--- Begin Data rows ---

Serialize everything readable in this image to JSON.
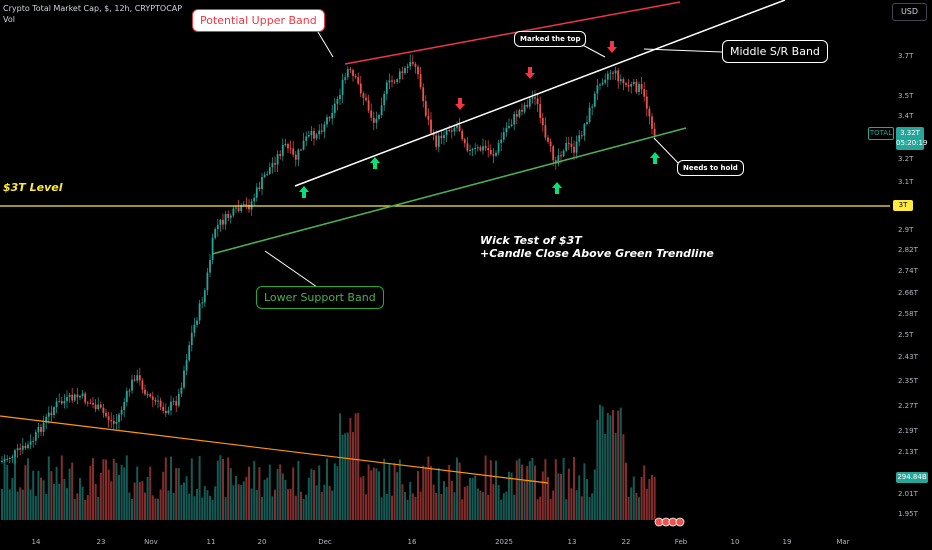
{
  "header": {
    "symbol_line": "Crypto Total Market Cap, $, 12h, CRYPTOCAP",
    "vol_label": "Vol"
  },
  "currency_button": "USD",
  "price_axis": {
    "labels": [
      "3.7T",
      "3.5T",
      "3.4T",
      "3.3T",
      "3.2T",
      "3.1T",
      "2.9T",
      "2.82T",
      "2.74T",
      "2.66T",
      "2.58T",
      "2.5T",
      "2.43T",
      "2.35T",
      "2.27T",
      "2.19T",
      "2.13T",
      "2.01T",
      "1.95T"
    ],
    "highlight_level_label": "3T",
    "current_tag": {
      "symbol": "TOTAL",
      "price": "3.32T",
      "countdown": "05:20:19"
    },
    "volume_tag": "294.84B"
  },
  "time_axis": {
    "labels": [
      "14",
      "23",
      "Nov",
      "11",
      "20",
      "Dec",
      "16",
      "2025",
      "13",
      "22",
      "Feb",
      "10",
      "19",
      "Mar"
    ]
  },
  "annotations": {
    "potential_upper_band": "Potential Upper Band",
    "middle_sr_band": "Middle S/R Band",
    "marked_the_top": "Marked the top",
    "needs_to_hold": "Needs to hold",
    "lower_support_band": "Lower Support Band",
    "level_3t": "$3T Level",
    "wick_test_line1": "Wick Test of $3T",
    "wick_test_line2": "+Candle Close Above Green Trendline"
  },
  "colors": {
    "background": "#000000",
    "up": "#26a69a",
    "down": "#ef5350",
    "upper_band": "#f23645",
    "middle_band": "#ffffff",
    "lower_band": "#4caf50",
    "level": "#ffeb3b",
    "volume_trend": "#ff9800",
    "arrow_up": "#00e676",
    "arrow_down": "#f23645"
  },
  "icons": [
    "arrow-up-icon",
    "arrow-down-icon",
    "flag-icon"
  ]
}
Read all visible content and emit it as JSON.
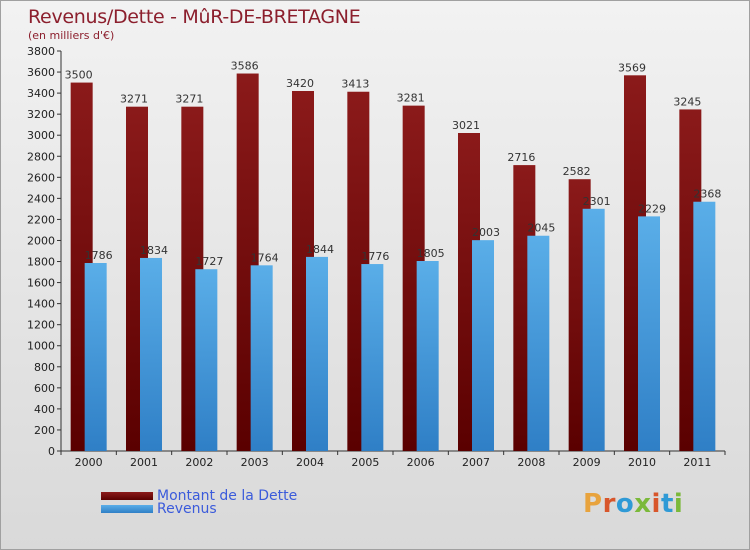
{
  "header": {
    "title": "Revenus/Dette - MûR-DE-BRETAGNE",
    "subtitle": "(en milliers d'€)"
  },
  "legend": {
    "debt_label": "Montant de la Dette",
    "revenue_label": "Revenus"
  },
  "logo": {
    "text": "Proxiti",
    "letter_colors": [
      "#e8a33d",
      "#d8562b",
      "#2f9ad6",
      "#7bb93a",
      "#d8562b",
      "#2f9ad6",
      "#7bb93a"
    ]
  },
  "colors": {
    "debt": "#8b1a1a",
    "debt_dark": "#5a0000",
    "revenue": "#5aaee8",
    "revenue_dark": "#2f7fc6",
    "title": "#8c1f2d"
  },
  "chart_data": {
    "type": "bar",
    "categories": [
      "2000",
      "2001",
      "2002",
      "2003",
      "2004",
      "2005",
      "2006",
      "2007",
      "2008",
      "2009",
      "2010",
      "2011"
    ],
    "series": [
      {
        "name": "Montant de la Dette",
        "values": [
          3500,
          3271,
          3271,
          3586,
          3420,
          3413,
          3281,
          3021,
          2716,
          2582,
          3569,
          3245
        ]
      },
      {
        "name": "Revenus",
        "values": [
          1786,
          1834,
          1727,
          1764,
          1844,
          1776,
          1805,
          2003,
          2045,
          2301,
          2229,
          2368
        ]
      }
    ],
    "title": "Revenus/Dette - MûR-DE-BRETAGNE",
    "subtitle": "(en milliers d'€)",
    "xlabel": "",
    "ylabel": "",
    "ylim": [
      0,
      3800
    ],
    "ytick_step": 200,
    "grid": false,
    "legend_position": "bottom-left"
  }
}
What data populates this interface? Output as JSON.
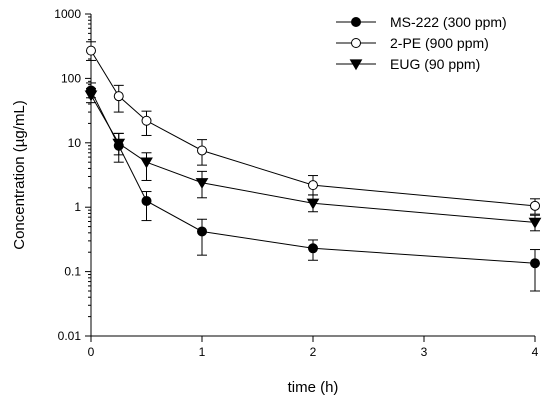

--- End Data rows ---

Aim of the task:
Write out every line above exactly as it is, leaving out the pictures.

Exercise answer:
Serialize everything readable in this image to JSON.
{
  "header": {
    "symbol_line": "Crypto Total Market Cap, $, 12h, CRYPTOCAP",
    "vol_label": "Vol"
  },
  "currency_button": "USD",
  "price_axis": {
    "labels": [
      "3.7T",
      "3.5T",
      "3.4T",
      "3.3T",
      "3.2T",
      "3.1T",
      "2.9T",
      "2.82T",
      "2.74T",
      "2.66T",
      "2.58T",
      "2.5T",
      "2.43T",
      "2.35T",
      "2.27T",
      "2.19T",
      "2.13T",
      "2.01T",
      "1.95T"
    ],
    "highlight_level_label": "3T",
    "current_tag": {
      "symbol": "TOTAL",
      "price": "3.32T",
      "countdown": "05:20:19"
    },
    "volume_tag": "294.84B"
  },
  "time_axis": {
    "labels": [
      "14",
      "23",
      "Nov",
      "11",
      "20",
      "Dec",
      "16",
      "2025",
      "13",
      "22",
      "Feb",
      "10",
      "19",
      "Mar"
    ]
  },
  "annotations": {
    "potential_upper_band": "Potential Upper Band",
    "middle_sr_band": "Middle S/R Band",
    "marked_the_top": "Marked the top",
    "needs_to_hold": "Needs to hold",
    "lower_support_band": "Lower Support Band",
    "level_3t": "$3T Level",
    "wick_test_line1": "Wick Test of $3T",
    "wick_test_line2": "+Candle Close Above Green Trendline"
  },
  "colors": {
    "background": "#000000",
    "up": "#26a69a",
    "down": "#ef5350",
    "upper_band": "#f23645",
    "middle_band": "#ffffff",
    "lower_band": "#4caf50",
    "level": "#ffeb3b",
    "volume_trend": "#ff9800",
    "arrow_up": "#00e676",
    "arrow_down": "#f23645"
  },
  "icons": [
    "arrow-up-icon",
    "arrow-down-icon",
    "flag-icon"
  ]
}
Read all visible content and emit it as JSON.
{
  "header": {
    "title": "Revenus/Dette - MûR-DE-BRETAGNE",
    "subtitle": "(en milliers d'€)"
  },
  "legend": {
    "debt_label": "Montant de la Dette",
    "revenue_label": "Revenus"
  },
  "logo": {
    "text": "Proxiti",
    "letter_colors": [
      "#e8a33d",
      "#d8562b",
      "#2f9ad6",
      "#7bb93a",
      "#d8562b",
      "#2f9ad6",
      "#7bb93a"
    ]
  },
  "colors": {
    "debt": "#8b1a1a",
    "debt_dark": "#5a0000",
    "revenue": "#5aaee8",
    "revenue_dark": "#2f7fc6",
    "title": "#8c1f2d"
  },
  "chart_data": {
    "type": "bar",
    "categories": [
      "2000",
      "2001",
      "2002",
      "2003",
      "2004",
      "2005",
      "2006",
      "2007",
      "2008",
      "2009",
      "2010",
      "2011"
    ],
    "series": [
      {
        "name": "Montant de la Dette",
        "values": [
          3500,
          3271,
          3271,
          3586,
          3420,
          3413,
          3281,
          3021,
          2716,
          2582,
          3569,
          3245
        ]
      },
      {
        "name": "Revenus",
        "values": [
          1786,
          1834,
          1727,
          1764,
          1844,
          1776,
          1805,
          2003,
          2045,
          2301,
          2229,
          2368
        ]
      }
    ],
    "title": "Revenus/Dette - MûR-DE-BRETAGNE",
    "subtitle": "(en milliers d'€)",
    "xlabel": "",
    "ylabel": "",
    "ylim": [
      0,
      3800
    ],
    "ytick_step": 200,
    "grid": false,
    "legend_position": "bottom-left"
  }
}
What data populates this interface? Output as JSON.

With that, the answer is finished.